## DO THIS
Without skipping anything, write out each record below exactly.
'''
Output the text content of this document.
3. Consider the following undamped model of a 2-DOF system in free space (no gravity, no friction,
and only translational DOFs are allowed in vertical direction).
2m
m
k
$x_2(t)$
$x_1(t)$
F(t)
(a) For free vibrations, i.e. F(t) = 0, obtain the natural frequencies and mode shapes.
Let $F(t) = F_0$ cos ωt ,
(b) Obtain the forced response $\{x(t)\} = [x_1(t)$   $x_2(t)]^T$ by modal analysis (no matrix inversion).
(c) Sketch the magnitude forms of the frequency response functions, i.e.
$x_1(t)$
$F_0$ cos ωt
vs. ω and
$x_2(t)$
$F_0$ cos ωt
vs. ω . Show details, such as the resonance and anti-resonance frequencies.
'''
## FULL ANSWER
Output the text content of this document.
3. Consider the following undamped model of a 2-DOF system in free space (no gravity, no friction,
and only translational DOFs are allowed in vertical direction).
2m
m
k
$x_2(t)$
$x_1(t)$
F(t)
(a) For free vibrations, i.e. F(t) = 0, obtain the natural frequencies and mode shapes.
Let $F(t) = F_0$ cos ωt ,
(b) Obtain the forced response $\{x(t)\} = [x_1(t)$   $x_2(t)]^T$ by modal analysis (no matrix inversion).
(c) Sketch the magnitude forms of the frequency response functions, i.e.
$x_1(t)$
$F_0$ cos ωt
vs. ω and
$x_2(t)$
$F_0$ cos ωt
vs. ω . Show details, such as the resonance and anti-resonance frequencies.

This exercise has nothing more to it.